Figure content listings
start
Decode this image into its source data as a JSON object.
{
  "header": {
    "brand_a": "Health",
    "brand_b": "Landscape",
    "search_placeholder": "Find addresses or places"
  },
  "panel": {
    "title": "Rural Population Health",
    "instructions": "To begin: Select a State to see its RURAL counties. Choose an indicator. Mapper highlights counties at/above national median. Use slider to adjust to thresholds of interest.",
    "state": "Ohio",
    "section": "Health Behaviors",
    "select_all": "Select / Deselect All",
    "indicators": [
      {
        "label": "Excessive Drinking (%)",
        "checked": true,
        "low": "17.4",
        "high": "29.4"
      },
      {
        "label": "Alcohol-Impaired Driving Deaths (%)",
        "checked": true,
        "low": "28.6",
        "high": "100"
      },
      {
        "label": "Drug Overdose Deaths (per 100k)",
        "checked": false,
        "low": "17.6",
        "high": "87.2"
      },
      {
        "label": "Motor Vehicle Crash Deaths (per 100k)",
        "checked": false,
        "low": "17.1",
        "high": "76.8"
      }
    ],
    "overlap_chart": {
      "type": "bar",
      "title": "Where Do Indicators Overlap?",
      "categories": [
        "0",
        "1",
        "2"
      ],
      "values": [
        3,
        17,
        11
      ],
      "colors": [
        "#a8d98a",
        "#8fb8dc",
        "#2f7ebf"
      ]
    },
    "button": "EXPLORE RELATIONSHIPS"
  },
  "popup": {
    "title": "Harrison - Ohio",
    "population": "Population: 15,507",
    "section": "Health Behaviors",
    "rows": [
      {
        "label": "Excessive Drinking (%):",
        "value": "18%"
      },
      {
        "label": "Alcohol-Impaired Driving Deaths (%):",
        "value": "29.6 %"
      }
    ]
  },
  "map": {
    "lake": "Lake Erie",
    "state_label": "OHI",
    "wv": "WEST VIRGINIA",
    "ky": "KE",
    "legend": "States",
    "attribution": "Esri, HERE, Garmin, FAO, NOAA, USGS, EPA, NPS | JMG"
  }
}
end
From the records above, how many lines include the word "Driving"? Only the number is wanted.

* **WRITTEN ANSWER**
2